(Collected data entries)
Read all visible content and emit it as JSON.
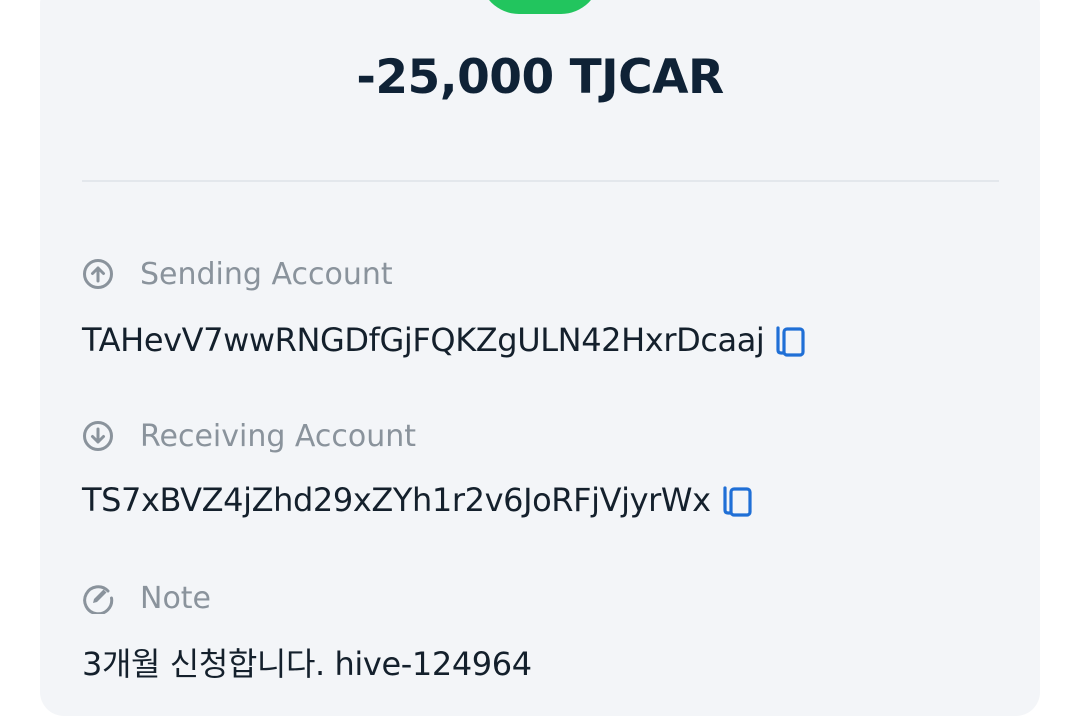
{
  "transaction": {
    "amount": "-25,000 TJCAR",
    "status_color": "#22c55e"
  },
  "sending": {
    "label": "Sending Account",
    "icon": "arrow-up-circle-icon",
    "value": "TAHevV7wwRNGDfGjFQKZgULN42HxrDcaaj",
    "copy_icon": "copy-icon"
  },
  "receiving": {
    "label": "Receiving Account",
    "icon": "arrow-down-circle-icon",
    "value": "TS7xBVZ4jZhd29xZYh1r2v6JoRFjVjyrWx",
    "copy_icon": "copy-icon"
  },
  "note": {
    "label": "Note",
    "icon": "edit-circle-icon",
    "value": "3개월 신청합니다. hive-124964"
  },
  "colors": {
    "card_bg": "#f3f5f8",
    "accent_blue": "#1f6fd6",
    "label_gray": "#8a939c",
    "text_dark": "#14202c"
  }
}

→ Objective
Reproduce the entries exactly. Do not carry over any picture.

→ Finished exercise
Read all visible content and emit it as JSON.
{
  "transaction": {
    "amount": "-25,000 TJCAR",
    "status_color": "#22c55e"
  },
  "sending": {
    "label": "Sending Account",
    "icon": "arrow-up-circle-icon",
    "value": "TAHevV7wwRNGDfGjFQKZgULN42HxrDcaaj",
    "copy_icon": "copy-icon"
  },
  "receiving": {
    "label": "Receiving Account",
    "icon": "arrow-down-circle-icon",
    "value": "TS7xBVZ4jZhd29xZYh1r2v6JoRFjVjyrWx",
    "copy_icon": "copy-icon"
  },
  "note": {
    "label": "Note",
    "icon": "edit-circle-icon",
    "value": "3개월 신청합니다. hive-124964"
  },
  "colors": {
    "card_bg": "#f3f5f8",
    "accent_blue": "#1f6fd6",
    "label_gray": "#8a939c",
    "text_dark": "#14202c"
  }
}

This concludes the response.